# [Objective]
Each entry should be quoted word for word, including every mark of punctuation.

────

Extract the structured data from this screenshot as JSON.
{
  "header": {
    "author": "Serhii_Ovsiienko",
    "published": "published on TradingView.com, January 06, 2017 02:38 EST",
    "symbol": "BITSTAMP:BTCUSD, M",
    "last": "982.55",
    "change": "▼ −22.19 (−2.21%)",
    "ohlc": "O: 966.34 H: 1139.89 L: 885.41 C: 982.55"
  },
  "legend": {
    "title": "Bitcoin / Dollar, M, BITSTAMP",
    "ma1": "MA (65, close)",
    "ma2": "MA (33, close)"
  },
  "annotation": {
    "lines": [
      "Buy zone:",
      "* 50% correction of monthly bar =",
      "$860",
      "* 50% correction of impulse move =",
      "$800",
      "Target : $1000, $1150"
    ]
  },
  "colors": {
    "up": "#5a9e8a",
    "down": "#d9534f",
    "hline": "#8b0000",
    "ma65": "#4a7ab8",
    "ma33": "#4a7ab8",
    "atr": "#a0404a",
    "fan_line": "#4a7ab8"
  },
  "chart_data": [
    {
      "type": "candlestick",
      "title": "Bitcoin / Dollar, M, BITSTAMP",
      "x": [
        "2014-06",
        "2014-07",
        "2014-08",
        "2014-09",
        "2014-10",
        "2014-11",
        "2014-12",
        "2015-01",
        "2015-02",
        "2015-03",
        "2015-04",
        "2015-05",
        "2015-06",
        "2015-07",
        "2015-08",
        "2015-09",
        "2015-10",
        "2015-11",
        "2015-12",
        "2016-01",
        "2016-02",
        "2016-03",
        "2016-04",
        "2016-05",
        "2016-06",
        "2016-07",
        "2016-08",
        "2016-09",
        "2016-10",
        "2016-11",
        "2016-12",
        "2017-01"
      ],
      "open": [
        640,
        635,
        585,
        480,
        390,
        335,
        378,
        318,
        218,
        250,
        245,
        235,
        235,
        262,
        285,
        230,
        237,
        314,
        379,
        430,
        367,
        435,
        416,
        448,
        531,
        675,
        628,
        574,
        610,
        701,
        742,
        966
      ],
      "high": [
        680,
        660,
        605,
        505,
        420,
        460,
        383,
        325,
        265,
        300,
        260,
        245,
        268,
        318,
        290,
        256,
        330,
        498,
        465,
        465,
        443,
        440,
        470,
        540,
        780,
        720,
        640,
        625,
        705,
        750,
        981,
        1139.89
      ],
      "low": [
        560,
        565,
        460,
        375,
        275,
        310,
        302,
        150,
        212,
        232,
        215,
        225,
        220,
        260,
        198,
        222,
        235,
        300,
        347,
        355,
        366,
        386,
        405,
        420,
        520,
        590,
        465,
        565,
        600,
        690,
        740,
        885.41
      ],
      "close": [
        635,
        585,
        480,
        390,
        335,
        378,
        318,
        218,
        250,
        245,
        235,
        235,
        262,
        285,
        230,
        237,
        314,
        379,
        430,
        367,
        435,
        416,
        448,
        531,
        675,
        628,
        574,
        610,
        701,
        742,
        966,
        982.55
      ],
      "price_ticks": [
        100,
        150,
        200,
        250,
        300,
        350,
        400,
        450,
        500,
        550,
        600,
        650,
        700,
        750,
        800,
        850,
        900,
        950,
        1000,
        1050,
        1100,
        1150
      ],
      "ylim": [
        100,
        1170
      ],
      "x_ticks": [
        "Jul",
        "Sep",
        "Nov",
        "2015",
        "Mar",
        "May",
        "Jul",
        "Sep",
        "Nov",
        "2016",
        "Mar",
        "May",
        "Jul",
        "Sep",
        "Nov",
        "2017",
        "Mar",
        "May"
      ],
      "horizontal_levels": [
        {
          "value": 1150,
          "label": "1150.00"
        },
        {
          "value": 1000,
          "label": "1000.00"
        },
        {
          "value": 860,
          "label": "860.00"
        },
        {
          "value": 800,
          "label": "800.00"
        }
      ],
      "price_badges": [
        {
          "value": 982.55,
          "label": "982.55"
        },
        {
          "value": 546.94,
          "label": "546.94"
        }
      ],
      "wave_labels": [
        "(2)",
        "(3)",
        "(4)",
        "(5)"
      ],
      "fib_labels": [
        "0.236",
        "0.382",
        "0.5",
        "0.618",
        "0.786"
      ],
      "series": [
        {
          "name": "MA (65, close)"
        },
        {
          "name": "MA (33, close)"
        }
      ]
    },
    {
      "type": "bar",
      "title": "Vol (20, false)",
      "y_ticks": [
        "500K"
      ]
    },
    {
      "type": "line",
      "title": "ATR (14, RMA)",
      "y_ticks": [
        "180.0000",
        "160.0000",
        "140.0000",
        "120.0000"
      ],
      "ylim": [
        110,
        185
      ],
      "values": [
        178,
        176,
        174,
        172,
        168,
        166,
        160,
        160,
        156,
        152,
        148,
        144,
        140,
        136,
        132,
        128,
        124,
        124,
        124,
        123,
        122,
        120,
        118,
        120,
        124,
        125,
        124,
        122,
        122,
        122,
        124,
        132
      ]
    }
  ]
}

────

# [Result for this exercise]
Extract the structured data from this screenshot as JSON.
{
  "header": {
    "author": "Serhii_Ovsiienko",
    "published": "published on TradingView.com, January 06, 2017 02:38 EST",
    "symbol": "BITSTAMP:BTCUSD, M",
    "last": "982.55",
    "change": "▼ −22.19 (−2.21%)",
    "ohlc": "O: 966.34 H: 1139.89 L: 885.41 C: 982.55"
  },
  "legend": {
    "title": "Bitcoin / Dollar, M, BITSTAMP",
    "ma1": "MA (65, close)",
    "ma2": "MA (33, close)"
  },
  "annotation": {
    "lines": [
      "Buy zone:",
      "* 50% correction of monthly bar =",
      "$860",
      "* 50% correction of impulse move =",
      "$800",
      "Target : $1000, $1150"
    ]
  },
  "colors": {
    "up": "#5a9e8a",
    "down": "#d9534f",
    "hline": "#8b0000",
    "ma65": "#4a7ab8",
    "ma33": "#4a7ab8",
    "atr": "#a0404a",
    "fan_line": "#4a7ab8"
  },
  "chart_data": [
    {
      "type": "candlestick",
      "title": "Bitcoin / Dollar, M, BITSTAMP",
      "x": [
        "2014-06",
        "2014-07",
        "2014-08",
        "2014-09",
        "2014-10",
        "2014-11",
        "2014-12",
        "2015-01",
        "2015-02",
        "2015-03",
        "2015-04",
        "2015-05",
        "2015-06",
        "2015-07",
        "2015-08",
        "2015-09",
        "2015-10",
        "2015-11",
        "2015-12",
        "2016-01",
        "2016-02",
        "2016-03",
        "2016-04",
        "2016-05",
        "2016-06",
        "2016-07",
        "2016-08",
        "2016-09",
        "2016-10",
        "2016-11",
        "2016-12",
        "2017-01"
      ],
      "open": [
        640,
        635,
        585,
        480,
        390,
        335,
        378,
        318,
        218,
        250,
        245,
        235,
        235,
        262,
        285,
        230,
        237,
        314,
        379,
        430,
        367,
        435,
        416,
        448,
        531,
        675,
        628,
        574,
        610,
        701,
        742,
        966
      ],
      "high": [
        680,
        660,
        605,
        505,
        420,
        460,
        383,
        325,
        265,
        300,
        260,
        245,
        268,
        318,
        290,
        256,
        330,
        498,
        465,
        465,
        443,
        440,
        470,
        540,
        780,
        720,
        640,
        625,
        705,
        750,
        981,
        1139.89
      ],
      "low": [
        560,
        565,
        460,
        375,
        275,
        310,
        302,
        150,
        212,
        232,
        215,
        225,
        220,
        260,
        198,
        222,
        235,
        300,
        347,
        355,
        366,
        386,
        405,
        420,
        520,
        590,
        465,
        565,
        600,
        690,
        740,
        885.41
      ],
      "close": [
        635,
        585,
        480,
        390,
        335,
        378,
        318,
        218,
        250,
        245,
        235,
        235,
        262,
        285,
        230,
        237,
        314,
        379,
        430,
        367,
        435,
        416,
        448,
        531,
        675,
        628,
        574,
        610,
        701,
        742,
        966,
        982.55
      ],
      "price_ticks": [
        100,
        150,
        200,
        250,
        300,
        350,
        400,
        450,
        500,
        550,
        600,
        650,
        700,
        750,
        800,
        850,
        900,
        950,
        1000,
        1050,
        1100,
        1150
      ],
      "ylim": [
        100,
        1170
      ],
      "x_ticks": [
        "Jul",
        "Sep",
        "Nov",
        "2015",
        "Mar",
        "May",
        "Jul",
        "Sep",
        "Nov",
        "2016",
        "Mar",
        "May",
        "Jul",
        "Sep",
        "Nov",
        "2017",
        "Mar",
        "May"
      ],
      "horizontal_levels": [
        {
          "value": 1150,
          "label": "1150.00"
        },
        {
          "value": 1000,
          "label": "1000.00"
        },
        {
          "value": 860,
          "label": "860.00"
        },
        {
          "value": 800,
          "label": "800.00"
        }
      ],
      "price_badges": [
        {
          "value": 982.55,
          "label": "982.55"
        },
        {
          "value": 546.94,
          "label": "546.94"
        }
      ],
      "wave_labels": [
        "(2)",
        "(3)",
        "(4)",
        "(5)"
      ],
      "fib_labels": [
        "0.236",
        "0.382",
        "0.5",
        "0.618",
        "0.786"
      ],
      "series": [
        {
          "name": "MA (65, close)"
        },
        {
          "name": "MA (33, close)"
        }
      ]
    },
    {
      "type": "bar",
      "title": "Vol (20, false)",
      "y_ticks": [
        "500K"
      ]
    },
    {
      "type": "line",
      "title": "ATR (14, RMA)",
      "y_ticks": [
        "180.0000",
        "160.0000",
        "140.0000",
        "120.0000"
      ],
      "ylim": [
        110,
        185
      ],
      "values": [
        178,
        176,
        174,
        172,
        168,
        166,
        160,
        160,
        156,
        152,
        148,
        144,
        140,
        136,
        132,
        128,
        124,
        124,
        124,
        123,
        122,
        120,
        118,
        120,
        124,
        125,
        124,
        122,
        122,
        122,
        124,
        132
      ]
    }
  ]
}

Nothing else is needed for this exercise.